For four hours the Mahatma trudged along the dusty roads before he reached the village of Aslali, end of the first day's march. As he progressed, the host which had saluted his departure and followed him in orderly fashion for many miles gradually fell back, the cheering died away. At Aslali some 125 natives greeted him with garlands and song. The Mahatma addressed them, declared that his aide Vallabhai Patel had been arrested a week previously for intending to speak in public. Said Saint Gandhi: "Let the Government arrest me for actually doing so."

Next morning, as the 80 Disobedients again took the path, the village was asleep; not a single cheer resounded. In a nearby hamlet Saint Gandhi called his lonely procession to a halt, gazed up and down the silent, empty street, addressed the blank windows of slumbering houses. "If you do not awake you will be looted by other people, if not by Englishmen."

DATA EXCERPT

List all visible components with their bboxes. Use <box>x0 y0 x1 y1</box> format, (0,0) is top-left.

WORK INSTRUCTIONS
According to the account of the Mahatma's march, why had Vallabhai Patel been arrested, and what did Saint Gandhi say about it at Aslali? Answer in one to three sentences.

CORRECT ANSWER
Vallabhai Patel had been arrested a week earlier for intending to speak in public. At Aslali, Saint Gandhi said, "Let the Government arrest me for actually doing so."